● **Written instruction A**
Retype the passage on VCF management domain sizing word for word, starting with "So, 48-TB of" and going on through "used for vSAN).".

RAM: Let’s start with 512-GB per node (I’d really prefer 1-TB per node, but let’s start here, just for the math). That gives you 2-TB of RAM for the raw total. But technically its 1.5-TB of RAM (3 nodes + 1 for HA again). And we are using 0.8-TB just to get started, and we haven’t added any other workloads or VCF functions yet.

What about memory oversubscription? I’m not a fan of that (most of us can agree that swapping RAM is a bad idea), but there is another way to get more useable RAM, and that is with NVMe Memory Tiering (add a NVMe drive to increase your “RAM” installed in the host). Add in NVMe Memory Tiering, and 512-GB per ESXi host isn’t a terrible starting point.

I would recommend 1-TB per host to get started.

vSAN ESA Storage: It’s ~16-TB allocated (thank goodness for thin provisioning in vSAN!) That’s before any growth, and data ingestion, any logs, or any other snapshots or data retention, or even VM templates considered…so let’s add 50% of that to start…24-TB. That’s 24-TB of USEABLE storage, not RAW capacity. 24-TB of RAID-1 is 48-TB RAW.

But vSAN ESA has some great storage efficiency (writes via RAID 1, and depending on the number of ESXi hosts in the cluster….cold data at RAID 5 or 6) and global deduplication is coming soon as well.

So, 48-TB of raw capacity can get you a minimum of 24-TB useable capacity. That means each ESXi host needs to contribute 12-TB of RAW disk capacity. That’s 3 x 4-TB drives.

Yes, you can add more storage to each node in the future (be sure to select hardware ready to do that).
…and don’t forget to add another NVMe drive for Memory Tiering…(typically a different part number than the ones used for vSAN).

Networking (physical NICs): Pretty easy for most of us. We want redundant networking that meets the minimum requirements set forth by our application vendor. 2 x 25-GB NICs.

25-GbE has been around since 2016, and affordable as a ToR (Top of Rack) solution since 2019. Nearly every server today ships with 10/25-GbE NICs onboard. Plus, it is recommended by our VCF “Application” vendor, so we follow their recommendations, given that the absolute minimum is 10-GbE. Latency must also be < 1ms. Link to the Broadcom Documentation is here.

Can you use more than 2 NICs per host? Yes, and you might do that to separate storage or NSX network traffic. We can discuss it, of course, though I hedge my bets for the Management Domain to have a pair of 25-GbE for most folks.

Summary of Management Domain Sizing

You need 4 x ESXi servers ready for vSAN ESA, each configured with:

  • 2 x 32-core CPUs
  • 1-TB RAM
  • 3 x 4-TB NVMe drives (for vSAN ESA)
  • OS boot Drive (Another NVMe, only needs 128-GB minimum)
  • 2 x 25-GbE NICs

Optional, but highly recommended: 1 x 4-TB NVMe for Memory Tiering. This is what is needed to run the VCF “application”, while minimizing risk, delivering an acceptable SLA for performance & recovery, and providing the ability to scale out or up.

But Aren’t There Minimal Deployments?

Yes, there are. I suggest you access the Broadcom Documentation for Basic Management Design. Quoted right from the documentation linked above…

“This Design Blueprint can be used as a full end-to-end design for a VMware Cloud Foundation platform or as a starting point and adjusted to suit your specific objectives by substituting any of the design selections listed below with alternative models.”

● **Supplied material**

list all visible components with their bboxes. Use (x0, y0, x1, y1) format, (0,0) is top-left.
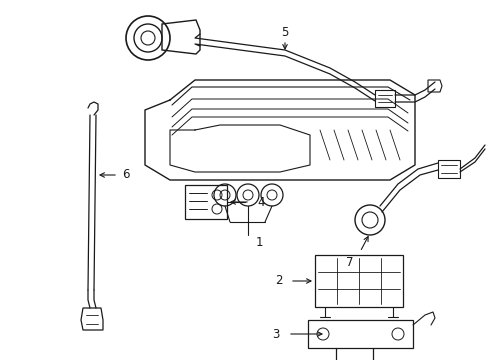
Text: 7: 7 (346, 256, 353, 269)
Text: 3: 3 (272, 328, 280, 341)
Text: 2: 2 (275, 274, 283, 288)
Text: 5: 5 (281, 27, 288, 40)
Text: 4: 4 (257, 195, 264, 208)
Bar (314, 255, 402, 307)
Text: 6: 6 (122, 168, 129, 181)
Bar (307, 320, 412, 348)
Text: 1: 1 (256, 235, 263, 248)
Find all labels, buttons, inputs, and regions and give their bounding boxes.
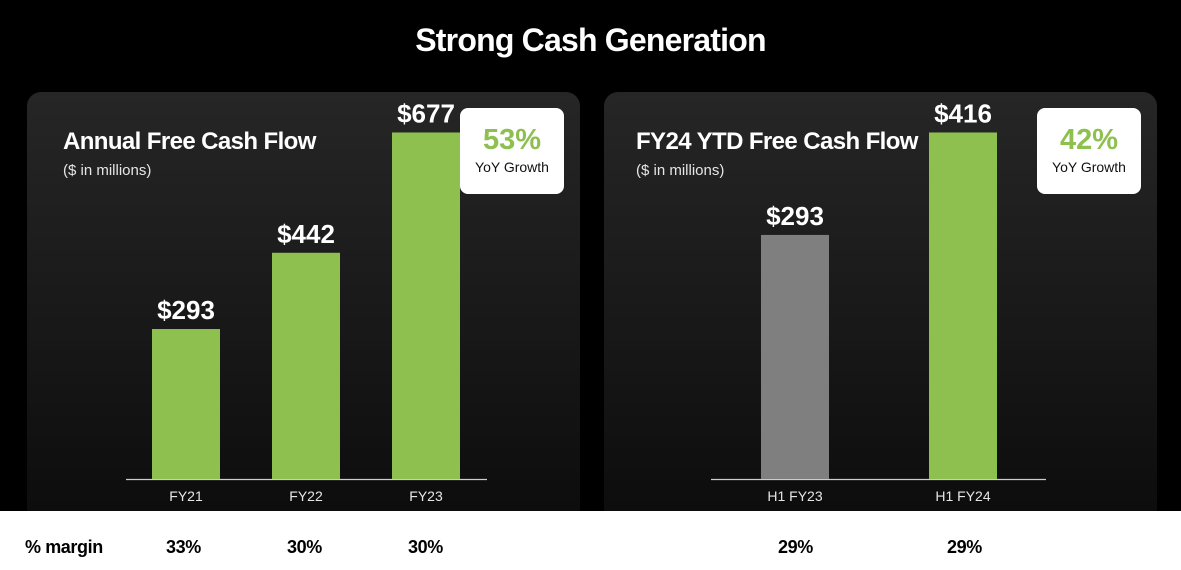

● **Written instruction B**
Turn every line of the listing into a numbered list with no blank lines, and leave the pictures out.

● **Full solution A**
So, 48-TB of raw capacity can get you a minimum of 24-TB useable capacity. That means each ESXi host needs to contribute 12-TB of RAW disk capacity. That’s 3 x 4-TB drives.

Yes, you can add more storage to each node in the future (be sure to select hardware ready to do that).
…and don’t forget to add another NVMe drive for Memory Tiering…(typically a different part number than the ones used for vSAN).

● **Full solution B**
1. list all visible components with their bboxes. Use (x0, y0, x1, y1) format, (0,0) is top-left.
2. Text: 7: 7 (346, 256, 353, 269)
3. Text: 3: 3 (272, 328, 280, 341)
4. Text: 2: 2 (275, 274, 283, 288)
5. Text: 5: 5 (281, 27, 288, 40)
6. Text: 4: 4 (257, 195, 264, 208)
7. Bar (314, 255, 402, 307)
8. Text: 6: 6 (122, 168, 129, 181)
9. Bar (307, 320, 412, 348)
10. Text: 1: 1 (256, 235, 263, 248)
11. Find all labels, buttons, inputs, and regions and give their bounding boxes.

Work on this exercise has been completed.